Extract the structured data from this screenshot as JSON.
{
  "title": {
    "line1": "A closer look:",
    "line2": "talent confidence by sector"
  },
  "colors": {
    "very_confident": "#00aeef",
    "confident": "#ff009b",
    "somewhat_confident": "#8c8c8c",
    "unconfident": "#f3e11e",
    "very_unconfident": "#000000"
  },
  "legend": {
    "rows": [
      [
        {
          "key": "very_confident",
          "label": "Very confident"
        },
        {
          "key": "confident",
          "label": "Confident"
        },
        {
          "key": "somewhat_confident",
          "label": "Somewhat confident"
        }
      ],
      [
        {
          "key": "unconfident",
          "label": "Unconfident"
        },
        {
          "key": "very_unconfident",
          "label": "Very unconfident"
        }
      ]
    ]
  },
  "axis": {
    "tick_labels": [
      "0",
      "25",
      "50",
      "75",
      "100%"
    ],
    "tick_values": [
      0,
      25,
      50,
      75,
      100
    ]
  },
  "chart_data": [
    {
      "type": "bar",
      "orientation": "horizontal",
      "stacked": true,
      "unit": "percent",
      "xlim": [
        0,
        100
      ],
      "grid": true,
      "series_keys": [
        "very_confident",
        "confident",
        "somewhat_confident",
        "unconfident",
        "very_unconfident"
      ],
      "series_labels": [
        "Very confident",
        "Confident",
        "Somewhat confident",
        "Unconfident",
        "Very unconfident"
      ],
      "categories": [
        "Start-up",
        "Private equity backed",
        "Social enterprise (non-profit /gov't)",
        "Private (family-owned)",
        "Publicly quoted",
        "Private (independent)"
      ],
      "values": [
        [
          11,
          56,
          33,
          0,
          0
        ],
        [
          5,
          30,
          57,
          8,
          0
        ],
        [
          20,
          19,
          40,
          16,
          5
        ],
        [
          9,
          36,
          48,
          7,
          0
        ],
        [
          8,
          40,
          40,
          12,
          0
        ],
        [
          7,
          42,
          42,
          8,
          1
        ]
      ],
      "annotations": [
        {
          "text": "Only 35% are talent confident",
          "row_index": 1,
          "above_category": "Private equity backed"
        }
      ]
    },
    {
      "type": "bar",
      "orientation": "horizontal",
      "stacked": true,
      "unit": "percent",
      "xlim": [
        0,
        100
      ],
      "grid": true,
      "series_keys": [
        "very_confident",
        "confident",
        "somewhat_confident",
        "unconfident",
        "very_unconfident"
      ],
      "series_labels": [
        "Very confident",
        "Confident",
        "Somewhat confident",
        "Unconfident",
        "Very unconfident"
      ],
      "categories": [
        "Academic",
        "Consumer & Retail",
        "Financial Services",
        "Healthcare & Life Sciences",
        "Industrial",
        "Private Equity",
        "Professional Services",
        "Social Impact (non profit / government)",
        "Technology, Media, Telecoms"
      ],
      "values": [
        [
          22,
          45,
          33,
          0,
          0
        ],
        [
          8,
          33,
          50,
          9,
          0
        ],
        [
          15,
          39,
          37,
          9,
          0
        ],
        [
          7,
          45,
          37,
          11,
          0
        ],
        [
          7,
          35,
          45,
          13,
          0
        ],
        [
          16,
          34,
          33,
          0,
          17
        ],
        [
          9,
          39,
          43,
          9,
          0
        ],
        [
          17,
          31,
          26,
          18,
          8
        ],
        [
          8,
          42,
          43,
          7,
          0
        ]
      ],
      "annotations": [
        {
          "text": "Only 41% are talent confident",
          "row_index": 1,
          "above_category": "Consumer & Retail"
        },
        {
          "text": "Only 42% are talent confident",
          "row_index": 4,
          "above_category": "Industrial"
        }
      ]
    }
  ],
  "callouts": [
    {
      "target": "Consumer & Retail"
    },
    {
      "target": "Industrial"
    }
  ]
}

==*==

__Stated exercise__
Copy out the whole listing exactly.

__Written solution__
Extract the structured data from this screenshot as JSON.
{
  "title": {
    "line1": "A closer look:",
    "line2": "talent confidence by sector"
  },
  "colors": {
    "very_confident": "#00aeef",
    "confident": "#ff009b",
    "somewhat_confident": "#8c8c8c",
    "unconfident": "#f3e11e",
    "very_unconfident": "#000000"
  },
  "legend": {
    "rows": [
      [
        {
          "key": "very_confident",
          "label": "Very confident"
        },
        {
          "key": "confident",
          "label": "Confident"
        },
        {
          "key": "somewhat_confident",
          "label": "Somewhat confident"
        }
      ],
      [
        {
          "key": "unconfident",
          "label": "Unconfident"
        },
        {
          "key": "very_unconfident",
          "label": "Very unconfident"
        }
      ]
    ]
  },
  "axis": {
    "tick_labels": [
      "0",
      "25",
      "50",
      "75",
      "100%"
    ],
    "tick_values": [
      0,
      25,
      50,
      75,
      100
    ]
  },
  "chart_data": [
    {
      "type": "bar",
      "orientation": "horizontal",
      "stacked": true,
      "unit": "percent",
      "xlim": [
        0,
        100
      ],
      "grid": true,
      "series_keys": [
        "very_confident",
        "confident",
        "somewhat_confident",
        "unconfident",
        "very_unconfident"
      ],
      "series_labels": [
        "Very confident",
        "Confident",
        "Somewhat confident",
        "Unconfident",
        "Very unconfident"
      ],
      "categories": [
        "Start-up",
        "Private equity backed",
        "Social enterprise (non-profit /gov't)",
        "Private (family-owned)",
        "Publicly quoted",
        "Private (independent)"
      ],
      "values": [
        [
          11,
          56,
          33,
          0,
          0
        ],
        [
          5,
          30,
          57,
          8,
          0
        ],
        [
          20,
          19,
          40,
          16,
          5
        ],
        [
          9,
          36,
          48,
          7,
          0
        ],
        [
          8,
          40,
          40,
          12,
          0
        ],
        [
          7,
          42,
          42,
          8,
          1
        ]
      ],
      "annotations": [
        {
          "text": "Only 35% are talent confident",
          "row_index": 1,
          "above_category": "Private equity backed"
        }
      ]
    },
    {
      "type": "bar",
      "orientation": "horizontal",
      "stacked": true,
      "unit": "percent",
      "xlim": [
        0,
        100
      ],
      "grid": true,
      "series_keys": [
        "very_confident",
        "confident",
        "somewhat_confident",
        "unconfident",
        "very_unconfident"
      ],
      "series_labels": [
        "Very confident",
        "Confident",
        "Somewhat confident",
        "Unconfident",
        "Very unconfident"
      ],
      "categories": [
        "Academic",
        "Consumer & Retail",
        "Financial Services",
        "Healthcare & Life Sciences",
        "Industrial",
        "Private Equity",
        "Professional Services",
        "Social Impact (non profit / government)",
        "Technology, Media, Telecoms"
      ],
      "values": [
        [
          22,
          45,
          33,
          0,
          0
        ],
        [
          8,
          33,
          50,
          9,
          0
        ],
        [
          15,
          39,
          37,
          9,
          0
        ],
        [
          7,
          45,
          37,
          11,
          0
        ],
        [
          7,
          35,
          45,
          13,
          0
        ],
        [
          16,
          34,
          33,
          0,
          17
        ],
        [
          9,
          39,
          43,
          9,
          0
        ],
        [
          17,
          31,
          26,
          18,
          8
        ],
        [
          8,
          42,
          43,
          7,
          0
        ]
      ],
      "annotations": [
        {
          "text": "Only 41% are talent confident",
          "row_index": 1,
          "above_category": "Consumer & Retail"
        },
        {
          "text": "Only 42% are talent confident",
          "row_index": 4,
          "above_category": "Industrial"
        }
      ]
    }
  ],
  "callouts": [
    {
      "target": "Consumer & Retail"
    },
    {
      "target": "Industrial"
    }
  ]
}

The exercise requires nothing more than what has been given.